## Material provided
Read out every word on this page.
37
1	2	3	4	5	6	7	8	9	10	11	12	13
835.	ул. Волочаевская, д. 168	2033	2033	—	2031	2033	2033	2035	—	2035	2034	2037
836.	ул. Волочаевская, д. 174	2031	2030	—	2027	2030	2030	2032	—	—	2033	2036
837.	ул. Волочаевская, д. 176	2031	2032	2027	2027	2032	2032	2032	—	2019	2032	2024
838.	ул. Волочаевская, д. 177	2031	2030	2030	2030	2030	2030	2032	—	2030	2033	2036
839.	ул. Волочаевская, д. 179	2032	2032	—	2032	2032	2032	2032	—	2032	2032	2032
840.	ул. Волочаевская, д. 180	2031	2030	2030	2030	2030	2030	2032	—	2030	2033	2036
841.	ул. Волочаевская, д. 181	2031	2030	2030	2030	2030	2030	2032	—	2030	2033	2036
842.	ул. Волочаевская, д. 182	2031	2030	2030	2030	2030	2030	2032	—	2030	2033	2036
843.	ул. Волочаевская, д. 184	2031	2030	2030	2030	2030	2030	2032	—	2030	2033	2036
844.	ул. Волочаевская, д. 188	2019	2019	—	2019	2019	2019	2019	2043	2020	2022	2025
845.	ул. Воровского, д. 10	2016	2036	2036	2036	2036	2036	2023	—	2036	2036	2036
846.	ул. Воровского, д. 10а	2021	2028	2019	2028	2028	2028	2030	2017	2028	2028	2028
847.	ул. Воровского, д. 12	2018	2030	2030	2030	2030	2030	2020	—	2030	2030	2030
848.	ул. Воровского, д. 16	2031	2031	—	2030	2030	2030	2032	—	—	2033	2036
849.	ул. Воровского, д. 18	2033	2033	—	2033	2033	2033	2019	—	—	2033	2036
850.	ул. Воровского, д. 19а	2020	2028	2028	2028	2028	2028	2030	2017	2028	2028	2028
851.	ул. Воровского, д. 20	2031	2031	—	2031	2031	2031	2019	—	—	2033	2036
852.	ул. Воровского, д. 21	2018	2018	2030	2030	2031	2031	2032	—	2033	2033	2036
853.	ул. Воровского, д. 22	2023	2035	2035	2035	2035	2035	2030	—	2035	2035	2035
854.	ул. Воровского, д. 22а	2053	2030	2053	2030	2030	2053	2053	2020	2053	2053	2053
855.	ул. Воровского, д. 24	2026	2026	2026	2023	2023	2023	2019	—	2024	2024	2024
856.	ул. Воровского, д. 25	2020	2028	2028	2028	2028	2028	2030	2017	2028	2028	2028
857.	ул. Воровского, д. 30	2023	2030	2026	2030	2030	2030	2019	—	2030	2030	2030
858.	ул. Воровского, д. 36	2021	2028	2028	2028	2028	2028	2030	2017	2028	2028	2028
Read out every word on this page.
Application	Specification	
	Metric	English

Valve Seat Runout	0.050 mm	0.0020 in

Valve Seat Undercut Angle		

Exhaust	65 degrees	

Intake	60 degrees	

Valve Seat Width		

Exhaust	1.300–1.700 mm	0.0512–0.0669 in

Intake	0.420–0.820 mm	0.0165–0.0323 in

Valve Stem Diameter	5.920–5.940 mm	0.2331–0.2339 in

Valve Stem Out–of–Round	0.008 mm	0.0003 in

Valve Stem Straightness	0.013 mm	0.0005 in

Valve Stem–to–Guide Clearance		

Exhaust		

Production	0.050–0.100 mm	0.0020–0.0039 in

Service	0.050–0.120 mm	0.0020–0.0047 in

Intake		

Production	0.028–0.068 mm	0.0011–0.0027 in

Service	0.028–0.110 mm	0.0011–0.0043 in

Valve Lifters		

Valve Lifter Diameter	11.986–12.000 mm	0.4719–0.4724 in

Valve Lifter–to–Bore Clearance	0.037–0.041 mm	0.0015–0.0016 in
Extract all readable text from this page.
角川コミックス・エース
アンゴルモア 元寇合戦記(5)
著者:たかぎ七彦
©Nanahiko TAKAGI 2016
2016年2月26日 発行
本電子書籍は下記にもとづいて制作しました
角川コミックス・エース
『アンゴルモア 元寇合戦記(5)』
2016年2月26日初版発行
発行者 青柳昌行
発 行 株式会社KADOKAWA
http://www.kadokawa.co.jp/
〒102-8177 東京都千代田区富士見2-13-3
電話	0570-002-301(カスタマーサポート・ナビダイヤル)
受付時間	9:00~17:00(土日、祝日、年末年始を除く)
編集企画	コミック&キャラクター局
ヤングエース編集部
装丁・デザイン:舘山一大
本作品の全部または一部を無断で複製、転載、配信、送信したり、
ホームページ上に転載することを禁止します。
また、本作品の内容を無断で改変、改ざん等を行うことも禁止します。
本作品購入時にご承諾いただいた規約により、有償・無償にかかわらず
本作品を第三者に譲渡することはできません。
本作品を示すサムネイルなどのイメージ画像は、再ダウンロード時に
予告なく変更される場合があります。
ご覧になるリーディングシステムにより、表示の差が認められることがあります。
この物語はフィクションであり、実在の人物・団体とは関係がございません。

## Written problem
Count the lines in the entries that hold the word "Seat", and give nothing but the total.

## Reply to the task
3